# REQUIRED TASK
Repeat all of the material below exactly as written, images excluded.

Extracted data entries:
▼

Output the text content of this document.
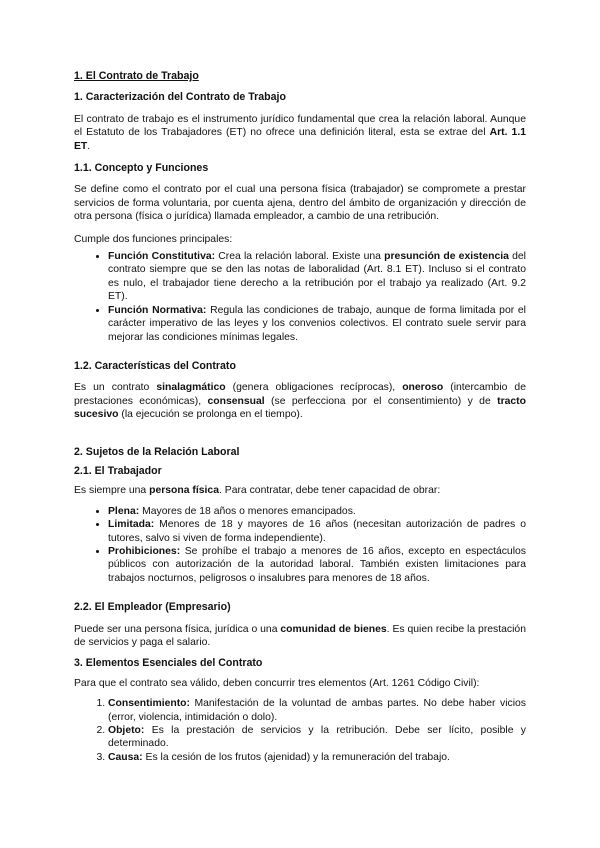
1. El Contrato de Trabajo
1. Caracterización del Contrato de Trabajo

El contrato de trabajo es el instrumento jurídico fundamental que crea la relación laboral. Aunque el Estatuto de los Trabajadores (ET) no ofrece una definición literal, esta se extrae del Art. 1.1 ET.

1.1. Concepto y Funciones

Se define como el contrato por el cual una persona física (trabajador) se compromete a prestar servicios de forma voluntaria, por cuenta ajena, dentro del ámbito de organización y dirección de otra persona (física o jurídica) llamada empleador, a cambio de una retribución.

Cumple dos funciones principales:

• Función Constitutiva: Crea la relación laboral. Existe una presunción de existencia del contrato siempre que se den las notas de laboralidad (Art. 8.1 ET). Incluso si el contrato es nulo, el trabajador tiene derecho a la retribución por el trabajo ya realizado (Art. 9.2 ET).
• Función Normativa: Regula las condiciones de trabajo, aunque de forma limitada por el carácter imperativo de las leyes y los convenios colectivos. El contrato suele servir para mejorar las condiciones mínimas legales.
1.2. Características del Contrato

Es un contrato sinalagmático (genera obligaciones recíprocas), oneroso (intercambio de prestaciones económicas), consensual (se perfecciona por el consentimiento) y de tracto sucesivo (la ejecución se prolonga en el tiempo).

2. Sujetos de la Relación Laboral
2.1. El Trabajador

Es siempre una persona física. Para contratar, debe tener capacidad de obrar:

• Plena: Mayores de 18 años o menores emancipados.
• Limitada: Menores de 18 y mayores de 16 años (necesitan autorización de padres o tutores, salvo si viven de forma independiente).
• Prohibiciones: Se prohíbe el trabajo a menores de 16 años, excepto en espectáculos públicos con autorización de la autoridad laboral. También existen limitaciones para trabajos nocturnos, peligrosos o insalubres para menores de 18 años.
2.2. El Empleador (Empresario)

Puede ser una persona física, jurídica o una comunidad de bienes. Es quien recibe la prestación de servicios y paga el salario.

3. Elementos Esenciales del Contrato

Para que el contrato sea válido, deben concurrir tres elementos (Art. 1261 Código Civil):

1. Consentimiento: Manifestación de la voluntad de ambas partes. No debe haber vicios (error, violencia, intimidación o dolo).
2. Objeto: Es la prestación de servicios y la retribución. Debe ser lícito, posible y determinado.
3. Causa: Es la cesión de los frutos (ajenidad) y la remuneración del trabajo.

▲

# SOLVED PROBLEM
Output the text content of this document.
1. El Contrato de Trabajo
1. Caracterización del Contrato de Trabajo

El contrato de trabajo es el instrumento jurídico fundamental que crea la relación laboral. Aunque el Estatuto de los Trabajadores (ET) no ofrece una definición literal, esta se extrae del Art. 1.1 ET.

1.1. Concepto y Funciones

Se define como el contrato por el cual una persona física (trabajador) se compromete a prestar servicios de forma voluntaria, por cuenta ajena, dentro del ámbito de organización y dirección de otra persona (física o jurídica) llamada empleador, a cambio de una retribución.

Cumple dos funciones principales:

• Función Constitutiva: Crea la relación laboral. Existe una presunción de existencia del contrato siempre que se den las notas de laboralidad (Art. 8.1 ET). Incluso si el contrato es nulo, el trabajador tiene derecho a la retribución por el trabajo ya realizado (Art. 9.2 ET).
• Función Normativa: Regula las condiciones de trabajo, aunque de forma limitada por el carácter imperativo de las leyes y los convenios colectivos. El contrato suele servir para mejorar las condiciones mínimas legales.
1.2. Características del Contrato

Es un contrato sinalagmático (genera obligaciones recíprocas), oneroso (intercambio de prestaciones económicas), consensual (se perfecciona por el consentimiento) y de tracto sucesivo (la ejecución se prolonga en el tiempo).

2. Sujetos de la Relación Laboral
2.1. El Trabajador

Es siempre una persona física. Para contratar, debe tener capacidad de obrar:

• Plena: Mayores de 18 años o menores emancipados.
• Limitada: Menores de 18 y mayores de 16 años (necesitan autorización de padres o tutores, salvo si viven de forma independiente).
• Prohibiciones: Se prohíbe el trabajo a menores de 16 años, excepto en espectáculos públicos con autorización de la autoridad laboral. También existen limitaciones para trabajos nocturnos, peligrosos o insalubres para menores de 18 años.
2.2. El Empleador (Empresario)

Puede ser una persona física, jurídica o una comunidad de bienes. Es quien recibe la prestación de servicios y paga el salario.

3. Elementos Esenciales del Contrato

Para que el contrato sea válido, deben concurrir tres elementos (Art. 1261 Código Civil):

1. Consentimiento: Manifestación de la voluntad de ambas partes. No debe haber vicios (error, violencia, intimidación o dolo).
2. Objeto: Es la prestación de servicios y la retribución. Debe ser lícito, posible y determinado.
3. Causa: Es la cesión de los frutos (ajenidad) y la remuneración del trabajo.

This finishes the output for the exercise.